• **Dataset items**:
====

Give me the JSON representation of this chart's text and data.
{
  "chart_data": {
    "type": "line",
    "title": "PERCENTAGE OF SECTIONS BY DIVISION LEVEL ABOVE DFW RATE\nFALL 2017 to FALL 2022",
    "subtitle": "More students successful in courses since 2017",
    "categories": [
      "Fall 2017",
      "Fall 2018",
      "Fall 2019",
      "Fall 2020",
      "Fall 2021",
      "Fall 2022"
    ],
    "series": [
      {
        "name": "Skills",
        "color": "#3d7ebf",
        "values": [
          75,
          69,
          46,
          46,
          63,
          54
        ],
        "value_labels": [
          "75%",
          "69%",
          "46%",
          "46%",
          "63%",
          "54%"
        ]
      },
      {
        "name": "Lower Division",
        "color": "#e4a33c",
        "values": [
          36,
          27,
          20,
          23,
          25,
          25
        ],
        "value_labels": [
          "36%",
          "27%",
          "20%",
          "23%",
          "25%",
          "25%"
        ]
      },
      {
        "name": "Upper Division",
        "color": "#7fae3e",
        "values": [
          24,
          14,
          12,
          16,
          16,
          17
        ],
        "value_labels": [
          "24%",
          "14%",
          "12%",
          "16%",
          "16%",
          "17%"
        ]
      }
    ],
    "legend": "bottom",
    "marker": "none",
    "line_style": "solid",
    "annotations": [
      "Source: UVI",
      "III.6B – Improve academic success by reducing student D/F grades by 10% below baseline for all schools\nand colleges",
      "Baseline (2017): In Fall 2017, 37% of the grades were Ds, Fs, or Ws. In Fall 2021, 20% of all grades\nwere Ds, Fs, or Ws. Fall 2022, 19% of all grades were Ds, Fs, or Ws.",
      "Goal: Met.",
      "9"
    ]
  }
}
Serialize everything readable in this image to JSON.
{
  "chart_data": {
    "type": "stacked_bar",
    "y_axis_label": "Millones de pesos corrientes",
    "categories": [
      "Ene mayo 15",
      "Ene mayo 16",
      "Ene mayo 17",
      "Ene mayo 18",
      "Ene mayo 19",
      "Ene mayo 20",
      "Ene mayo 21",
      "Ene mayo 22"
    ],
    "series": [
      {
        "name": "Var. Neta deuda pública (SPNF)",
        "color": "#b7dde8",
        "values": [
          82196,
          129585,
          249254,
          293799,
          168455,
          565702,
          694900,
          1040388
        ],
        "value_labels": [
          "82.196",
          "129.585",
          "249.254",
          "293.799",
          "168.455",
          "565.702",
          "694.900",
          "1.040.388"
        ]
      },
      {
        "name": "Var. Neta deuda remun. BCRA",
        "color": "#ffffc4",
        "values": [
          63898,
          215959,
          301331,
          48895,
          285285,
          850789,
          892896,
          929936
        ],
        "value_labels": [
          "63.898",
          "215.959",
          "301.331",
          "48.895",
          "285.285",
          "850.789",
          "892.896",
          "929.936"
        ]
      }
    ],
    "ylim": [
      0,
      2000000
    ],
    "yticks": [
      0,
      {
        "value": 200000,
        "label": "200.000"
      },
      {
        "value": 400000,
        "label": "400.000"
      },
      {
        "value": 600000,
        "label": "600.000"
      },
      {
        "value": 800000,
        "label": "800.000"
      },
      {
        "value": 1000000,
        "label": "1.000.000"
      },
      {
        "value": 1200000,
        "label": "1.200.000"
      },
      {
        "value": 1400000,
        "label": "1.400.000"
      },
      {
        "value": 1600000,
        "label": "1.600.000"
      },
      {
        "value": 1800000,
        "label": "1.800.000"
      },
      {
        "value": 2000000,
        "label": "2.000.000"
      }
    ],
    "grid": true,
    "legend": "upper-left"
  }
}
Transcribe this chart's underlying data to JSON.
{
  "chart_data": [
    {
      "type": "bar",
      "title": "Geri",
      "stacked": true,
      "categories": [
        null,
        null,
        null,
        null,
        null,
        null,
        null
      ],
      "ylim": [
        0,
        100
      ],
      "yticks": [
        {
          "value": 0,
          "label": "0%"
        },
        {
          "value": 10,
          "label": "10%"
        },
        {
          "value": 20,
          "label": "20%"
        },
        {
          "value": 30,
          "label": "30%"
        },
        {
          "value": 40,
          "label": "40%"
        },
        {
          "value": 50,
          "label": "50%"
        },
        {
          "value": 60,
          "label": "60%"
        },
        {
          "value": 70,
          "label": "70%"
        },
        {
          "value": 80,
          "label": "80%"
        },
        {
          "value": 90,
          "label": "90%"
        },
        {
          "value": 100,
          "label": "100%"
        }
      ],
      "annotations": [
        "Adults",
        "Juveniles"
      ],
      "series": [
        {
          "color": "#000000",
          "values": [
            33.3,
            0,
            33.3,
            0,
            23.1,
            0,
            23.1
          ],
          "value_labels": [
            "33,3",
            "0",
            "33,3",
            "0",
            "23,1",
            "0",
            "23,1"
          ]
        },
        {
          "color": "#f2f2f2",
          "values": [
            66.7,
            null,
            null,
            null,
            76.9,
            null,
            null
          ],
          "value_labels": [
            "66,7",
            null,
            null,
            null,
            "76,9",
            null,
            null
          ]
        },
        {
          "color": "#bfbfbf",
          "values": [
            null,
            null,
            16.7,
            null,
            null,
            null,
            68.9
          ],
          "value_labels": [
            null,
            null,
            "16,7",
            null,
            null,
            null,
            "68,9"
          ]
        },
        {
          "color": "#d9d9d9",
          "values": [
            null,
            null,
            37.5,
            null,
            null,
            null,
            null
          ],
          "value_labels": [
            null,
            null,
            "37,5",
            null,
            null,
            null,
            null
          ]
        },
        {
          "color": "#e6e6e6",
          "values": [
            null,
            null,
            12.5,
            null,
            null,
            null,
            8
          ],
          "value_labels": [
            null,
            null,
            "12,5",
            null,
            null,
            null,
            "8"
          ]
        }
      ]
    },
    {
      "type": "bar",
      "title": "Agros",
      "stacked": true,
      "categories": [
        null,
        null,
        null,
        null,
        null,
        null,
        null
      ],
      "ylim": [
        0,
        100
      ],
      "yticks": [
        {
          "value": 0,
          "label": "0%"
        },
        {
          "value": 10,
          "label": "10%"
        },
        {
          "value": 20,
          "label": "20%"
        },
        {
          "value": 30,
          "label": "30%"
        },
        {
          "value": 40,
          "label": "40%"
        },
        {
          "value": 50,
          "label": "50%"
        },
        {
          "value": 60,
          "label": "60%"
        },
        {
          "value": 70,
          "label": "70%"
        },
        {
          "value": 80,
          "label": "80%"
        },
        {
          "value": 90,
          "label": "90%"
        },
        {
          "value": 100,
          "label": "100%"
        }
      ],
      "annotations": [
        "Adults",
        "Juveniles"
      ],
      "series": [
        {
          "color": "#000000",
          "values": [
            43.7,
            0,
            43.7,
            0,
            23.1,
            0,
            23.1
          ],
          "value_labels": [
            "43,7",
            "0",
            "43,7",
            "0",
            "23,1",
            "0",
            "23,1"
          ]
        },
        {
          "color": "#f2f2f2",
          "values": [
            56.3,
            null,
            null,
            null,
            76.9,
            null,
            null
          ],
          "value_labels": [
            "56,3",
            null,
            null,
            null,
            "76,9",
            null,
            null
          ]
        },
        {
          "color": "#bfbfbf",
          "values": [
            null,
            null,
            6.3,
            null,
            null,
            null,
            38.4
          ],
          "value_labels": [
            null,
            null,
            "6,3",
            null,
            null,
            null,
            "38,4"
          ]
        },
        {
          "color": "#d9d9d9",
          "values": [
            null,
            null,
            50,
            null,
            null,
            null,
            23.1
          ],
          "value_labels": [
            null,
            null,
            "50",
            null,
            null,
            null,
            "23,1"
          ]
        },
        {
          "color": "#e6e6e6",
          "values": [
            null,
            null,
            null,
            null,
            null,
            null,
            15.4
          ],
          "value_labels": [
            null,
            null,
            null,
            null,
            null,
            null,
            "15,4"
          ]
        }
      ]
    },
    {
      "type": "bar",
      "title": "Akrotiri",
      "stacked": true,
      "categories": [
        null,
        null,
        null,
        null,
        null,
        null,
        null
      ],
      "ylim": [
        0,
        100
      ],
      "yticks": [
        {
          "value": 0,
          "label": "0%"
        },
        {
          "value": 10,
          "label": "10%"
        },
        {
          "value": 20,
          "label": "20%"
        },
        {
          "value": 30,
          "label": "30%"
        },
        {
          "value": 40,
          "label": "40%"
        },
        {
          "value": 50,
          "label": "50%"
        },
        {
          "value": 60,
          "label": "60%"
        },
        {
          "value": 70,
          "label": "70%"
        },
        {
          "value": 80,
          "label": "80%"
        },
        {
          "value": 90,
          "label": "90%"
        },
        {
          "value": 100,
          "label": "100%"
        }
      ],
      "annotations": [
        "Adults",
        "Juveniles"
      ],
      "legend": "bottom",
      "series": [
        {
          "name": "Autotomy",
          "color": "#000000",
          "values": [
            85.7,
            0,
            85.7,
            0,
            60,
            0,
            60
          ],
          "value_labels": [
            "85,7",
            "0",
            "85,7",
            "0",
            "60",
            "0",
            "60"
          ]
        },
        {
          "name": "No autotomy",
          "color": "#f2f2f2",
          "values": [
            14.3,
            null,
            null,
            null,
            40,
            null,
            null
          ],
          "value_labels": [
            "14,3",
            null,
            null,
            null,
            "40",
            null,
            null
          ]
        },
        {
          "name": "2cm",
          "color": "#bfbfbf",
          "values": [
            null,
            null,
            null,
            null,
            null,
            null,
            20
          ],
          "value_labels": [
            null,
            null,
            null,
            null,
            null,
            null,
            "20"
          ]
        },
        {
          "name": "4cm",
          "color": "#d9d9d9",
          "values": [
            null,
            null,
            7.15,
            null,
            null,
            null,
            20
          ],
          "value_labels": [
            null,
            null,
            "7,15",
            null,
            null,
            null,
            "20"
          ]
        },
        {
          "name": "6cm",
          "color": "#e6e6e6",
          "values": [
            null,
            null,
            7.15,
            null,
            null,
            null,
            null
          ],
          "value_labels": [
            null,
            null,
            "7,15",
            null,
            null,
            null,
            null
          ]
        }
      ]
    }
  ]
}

====

• **WHAT YOU WILL DO**:
List each line holding the string "deuda".

• **ANSWER TO THIS EXERCISE**:
        "name": "Var. Neta deuda pública (SPNF)",
        "name": "Var. Neta deuda remun. BCRA",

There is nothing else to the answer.